Supplied entries
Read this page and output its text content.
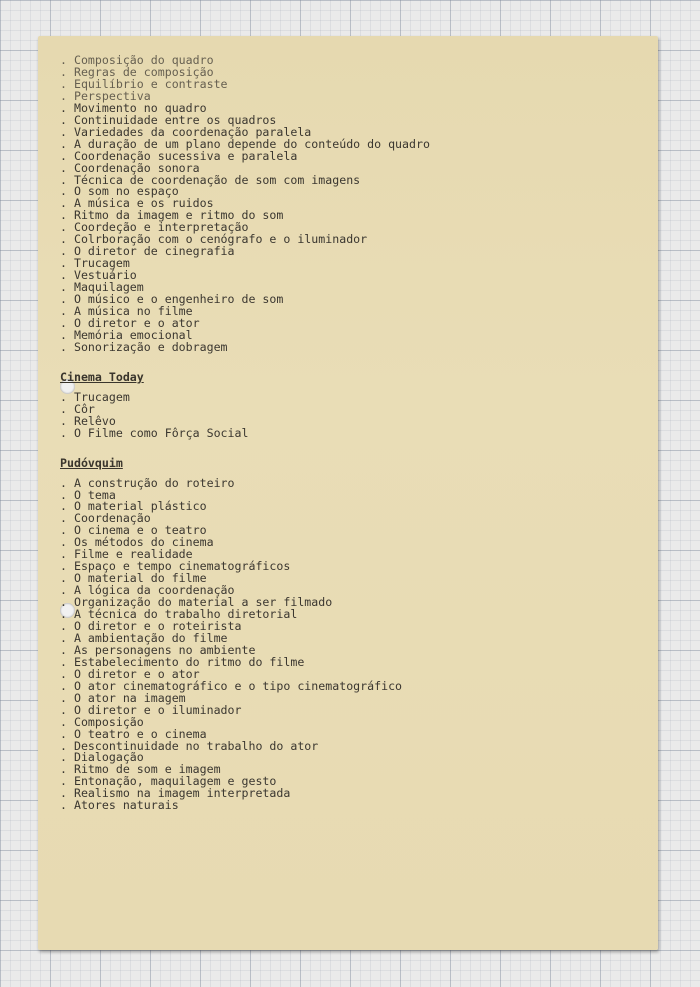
. Composição do quadro
. Regras de composição
. Equilíbrio e contraste
. Perspectiva
. Movimento no quadro
. Continuidade entre os quadros
. Variedades da coordenação paralela
. A duração de um plano depende do conteúdo do quadro
. Coordenação sucessiva e paralela
. Coordenação sonora
. Técnica de coordenação de som com imagens
. O som no espaço
. A música e os ruidos
. Ritmo da imagem e ritmo do som
. Coordeção e interpretação
. Colrboração com o cenógrafo e o iluminador
. O diretor de cinegrafia
. Trucagem
. Vestuário
. Maquilagem
. O músico e o engenheiro de som
. A música no filme
. O diretor e o ator
. Memória emocional
. Sonorização e dobragem
Cinema Today
. Trucagem
. Côr
. Relêvo
. O Filme como Fôrça Social
Pudóvquim
. A construção do roteiro
. O tema
. O material plástico
. Coordenação
. O cinema e o teatro
. Os métodos do cinema
. Filme e realidade
. Espaço e tempo cinematográficos
. O material do filme
. A lógica da coordenação
. Organização do material a ser filmado
. A técnica do trabalho diretorial
. O diretor e o roteirista
. A ambientação do filme
. As personagens no ambiente
. Estabelecimento do ritmo do filme
. O diretor e o ator
. O ator cinematográfico e o tipo cinematográfico
. O ator na imagem
. O diretor e o iluminador
. Composição
. O teatro e o cinema
. Descontinuidade no trabalho do ator
. Dialogação
. Ritmo de som e imagem
. Entonação, maquilagem e gesto
. Realismo na imagem interpretada
. Atores naturais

Job
Copy the data character for character, but drop all pictures from the copy.

Written answer
Read this page and output its text content.
. Composição do quadro
. Regras de composição
. Equilíbrio e contraste
. Perspectiva
. Movimento no quadro
. Continuidade entre os quadros
. Variedades da coordenação paralela
. A duração de um plano depende do conteúdo do quadro
. Coordenação sucessiva e paralela
. Coordenação sonora
. Técnica de coordenação de som com imagens
. O som no espaço
. A música e os ruidos
. Ritmo da imagem e ritmo do som
. Coordeção e interpretação
. Colrboração com o cenógrafo e o iluminador
. O diretor de cinegrafia
. Trucagem
. Vestuário
. Maquilagem
. O músico e o engenheiro de som
. A música no filme
. O diretor e o ator
. Memória emocional
. Sonorização e dobragem
Cinema Today
. Trucagem
. Côr
. Relêvo
. O Filme como Fôrça Social
Pudóvquim
. A construção do roteiro
. O tema
. O material plástico
. Coordenação
. O cinema e o teatro
. Os métodos do cinema
. Filme e realidade
. Espaço e tempo cinematográficos
. O material do filme
. A lógica da coordenação
. Organização do material a ser filmado
. A técnica do trabalho diretorial
. O diretor e o roteirista
. A ambientação do filme
. As personagens no ambiente
. Estabelecimento do ritmo do filme
. O diretor e o ator
. O ator cinematográfico e o tipo cinematográfico
. O ator na imagem
. O diretor e o iluminador
. Composição
. O teatro e o cinema
. Descontinuidade no trabalho do ator
. Dialogação
. Ritmo de som e imagem
. Entonação, maquilagem e gesto
. Realismo na imagem interpretada
. Atores naturais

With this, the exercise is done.